── Record set ──

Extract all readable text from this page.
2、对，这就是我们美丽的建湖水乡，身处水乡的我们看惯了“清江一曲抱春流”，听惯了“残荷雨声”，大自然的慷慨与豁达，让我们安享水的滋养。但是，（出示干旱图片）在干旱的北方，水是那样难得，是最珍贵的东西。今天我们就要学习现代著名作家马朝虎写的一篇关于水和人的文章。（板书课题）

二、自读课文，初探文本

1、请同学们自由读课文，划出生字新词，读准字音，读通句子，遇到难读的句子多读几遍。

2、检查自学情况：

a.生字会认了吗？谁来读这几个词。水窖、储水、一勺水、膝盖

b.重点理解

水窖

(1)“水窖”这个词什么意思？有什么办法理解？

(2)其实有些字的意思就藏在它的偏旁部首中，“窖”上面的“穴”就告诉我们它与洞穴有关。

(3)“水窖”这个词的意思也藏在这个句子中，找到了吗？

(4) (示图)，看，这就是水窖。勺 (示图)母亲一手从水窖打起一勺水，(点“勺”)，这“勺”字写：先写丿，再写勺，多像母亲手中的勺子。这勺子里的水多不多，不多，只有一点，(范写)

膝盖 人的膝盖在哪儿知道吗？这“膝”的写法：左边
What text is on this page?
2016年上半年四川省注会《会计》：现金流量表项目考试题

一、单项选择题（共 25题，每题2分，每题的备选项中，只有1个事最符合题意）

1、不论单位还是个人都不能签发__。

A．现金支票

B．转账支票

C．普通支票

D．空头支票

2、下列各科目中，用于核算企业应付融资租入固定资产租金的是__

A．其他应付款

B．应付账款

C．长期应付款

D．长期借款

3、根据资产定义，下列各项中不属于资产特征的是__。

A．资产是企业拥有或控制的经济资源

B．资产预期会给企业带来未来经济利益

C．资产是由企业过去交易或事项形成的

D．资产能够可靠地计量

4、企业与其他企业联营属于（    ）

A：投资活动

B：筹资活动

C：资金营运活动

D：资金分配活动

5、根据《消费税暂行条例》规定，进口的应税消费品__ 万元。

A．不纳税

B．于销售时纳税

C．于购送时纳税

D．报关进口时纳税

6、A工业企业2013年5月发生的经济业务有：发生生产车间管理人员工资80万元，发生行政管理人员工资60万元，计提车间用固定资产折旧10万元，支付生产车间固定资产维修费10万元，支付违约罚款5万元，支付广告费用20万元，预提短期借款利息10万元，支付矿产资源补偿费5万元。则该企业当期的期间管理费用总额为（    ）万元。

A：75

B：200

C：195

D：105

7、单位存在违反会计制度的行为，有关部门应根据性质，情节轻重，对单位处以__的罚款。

───

Your goal: Show every line in the entries where the string "text" occurs.

Exercise solution:
Extract all readable text from this page.
What text is on this page?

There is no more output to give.